▸ Prompt
Return each entry exactly, with none missing.

Stored data
--- start ---

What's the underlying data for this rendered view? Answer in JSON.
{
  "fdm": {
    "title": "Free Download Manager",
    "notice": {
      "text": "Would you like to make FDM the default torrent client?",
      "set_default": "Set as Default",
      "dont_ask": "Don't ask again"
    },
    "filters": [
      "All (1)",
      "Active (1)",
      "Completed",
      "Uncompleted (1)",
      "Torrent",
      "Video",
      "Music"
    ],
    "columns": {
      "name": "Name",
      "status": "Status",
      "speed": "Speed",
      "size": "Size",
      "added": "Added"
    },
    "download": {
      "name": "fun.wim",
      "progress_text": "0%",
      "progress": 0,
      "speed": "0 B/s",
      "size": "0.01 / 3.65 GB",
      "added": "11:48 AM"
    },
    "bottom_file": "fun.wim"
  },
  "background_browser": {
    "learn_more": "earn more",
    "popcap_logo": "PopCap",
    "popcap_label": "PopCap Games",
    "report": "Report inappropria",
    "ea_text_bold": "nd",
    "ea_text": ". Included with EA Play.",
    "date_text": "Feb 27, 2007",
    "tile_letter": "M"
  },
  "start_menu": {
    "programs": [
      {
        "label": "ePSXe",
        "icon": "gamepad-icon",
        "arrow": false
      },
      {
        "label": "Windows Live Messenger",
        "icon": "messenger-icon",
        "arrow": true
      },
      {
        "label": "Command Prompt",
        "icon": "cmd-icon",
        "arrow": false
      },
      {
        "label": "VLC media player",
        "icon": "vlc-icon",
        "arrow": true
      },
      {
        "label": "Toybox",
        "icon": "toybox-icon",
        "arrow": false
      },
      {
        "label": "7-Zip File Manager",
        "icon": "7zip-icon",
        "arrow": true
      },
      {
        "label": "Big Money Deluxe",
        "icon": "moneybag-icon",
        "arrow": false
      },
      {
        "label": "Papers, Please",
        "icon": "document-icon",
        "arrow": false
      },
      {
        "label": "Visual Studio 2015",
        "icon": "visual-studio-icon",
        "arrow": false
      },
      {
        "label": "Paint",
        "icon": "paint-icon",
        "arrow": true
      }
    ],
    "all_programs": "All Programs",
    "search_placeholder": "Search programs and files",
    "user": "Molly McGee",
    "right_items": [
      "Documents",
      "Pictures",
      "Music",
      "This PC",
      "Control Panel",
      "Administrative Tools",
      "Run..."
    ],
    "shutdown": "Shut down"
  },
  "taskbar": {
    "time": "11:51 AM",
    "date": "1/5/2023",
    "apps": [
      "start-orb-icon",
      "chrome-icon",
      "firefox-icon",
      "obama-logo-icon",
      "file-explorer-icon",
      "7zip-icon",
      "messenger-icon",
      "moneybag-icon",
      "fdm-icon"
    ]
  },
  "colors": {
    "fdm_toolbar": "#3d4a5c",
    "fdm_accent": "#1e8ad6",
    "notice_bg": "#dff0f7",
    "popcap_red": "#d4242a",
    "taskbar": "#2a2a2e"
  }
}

--- end ---

▸ Written answer
What's the underlying data for this rendered view? Answer in JSON.
{
  "fdm": {
    "title": "Free Download Manager",
    "notice": {
      "text": "Would you like to make FDM the default torrent client?",
      "set_default": "Set as Default",
      "dont_ask": "Don't ask again"
    },
    "filters": [
      "All (1)",
      "Active (1)",
      "Completed",
      "Uncompleted (1)",
      "Torrent",
      "Video",
      "Music"
    ],
    "columns": {
      "name": "Name",
      "status": "Status",
      "speed": "Speed",
      "size": "Size",
      "added": "Added"
    },
    "download": {
      "name": "fun.wim",
      "progress_text": "0%",
      "progress": 0,
      "speed": "0 B/s",
      "size": "0.01 / 3.65 GB",
      "added": "11:48 AM"
    },
    "bottom_file": "fun.wim"
  },
  "background_browser": {
    "learn_more": "earn more",
    "popcap_logo": "PopCap",
    "popcap_label": "PopCap Games",
    "report": "Report inappropria",
    "ea_text_bold": "nd",
    "ea_text": ". Included with EA Play.",
    "date_text": "Feb 27, 2007",
    "tile_letter": "M"
  },
  "start_menu": {
    "programs": [
      {
        "label": "ePSXe",
        "icon": "gamepad-icon",
        "arrow": false
      },
      {
        "label": "Windows Live Messenger",
        "icon": "messenger-icon",
        "arrow": true
      },
      {
        "label": "Command Prompt",
        "icon": "cmd-icon",
        "arrow": false
      },
      {
        "label": "VLC media player",
        "icon": "vlc-icon",
        "arrow": true
      },
      {
        "label": "Toybox",
        "icon": "toybox-icon",
        "arrow": false
      },
      {
        "label": "7-Zip File Manager",
        "icon": "7zip-icon",
        "arrow": true
      },
      {
        "label": "Big Money Deluxe",
        "icon": "moneybag-icon",
        "arrow": false
      },
      {
        "label": "Papers, Please",
        "icon": "document-icon",
        "arrow": false
      },
      {
        "label": "Visual Studio 2015",
        "icon": "visual-studio-icon",
        "arrow": false
      },
      {
        "label": "Paint",
        "icon": "paint-icon",
        "arrow": true
      }
    ],
    "all_programs": "All Programs",
    "search_placeholder": "Search programs and files",
    "user": "Molly McGee",
    "right_items": [
      "Documents",
      "Pictures",
      "Music",
      "This PC",
      "Control Panel",
      "Administrative Tools",
      "Run..."
    ],
    "shutdown": "Shut down"
  },
  "taskbar": {
    "time": "11:51 AM",
    "date": "1/5/2023",
    "apps": [
      "start-orb-icon",
      "chrome-icon",
      "firefox-icon",
      "obama-logo-icon",
      "file-explorer-icon",
      "7zip-icon",
      "messenger-icon",
      "moneybag-icon",
      "fdm-icon"
    ]
  },
  "colors": {
    "fdm_toolbar": "#3d4a5c",
    "fdm_accent": "#1e8ad6",
    "notice_bg": "#dff0f7",
    "popcap_red": "#d4242a",
    "taskbar": "#2a2a2e"
  }
}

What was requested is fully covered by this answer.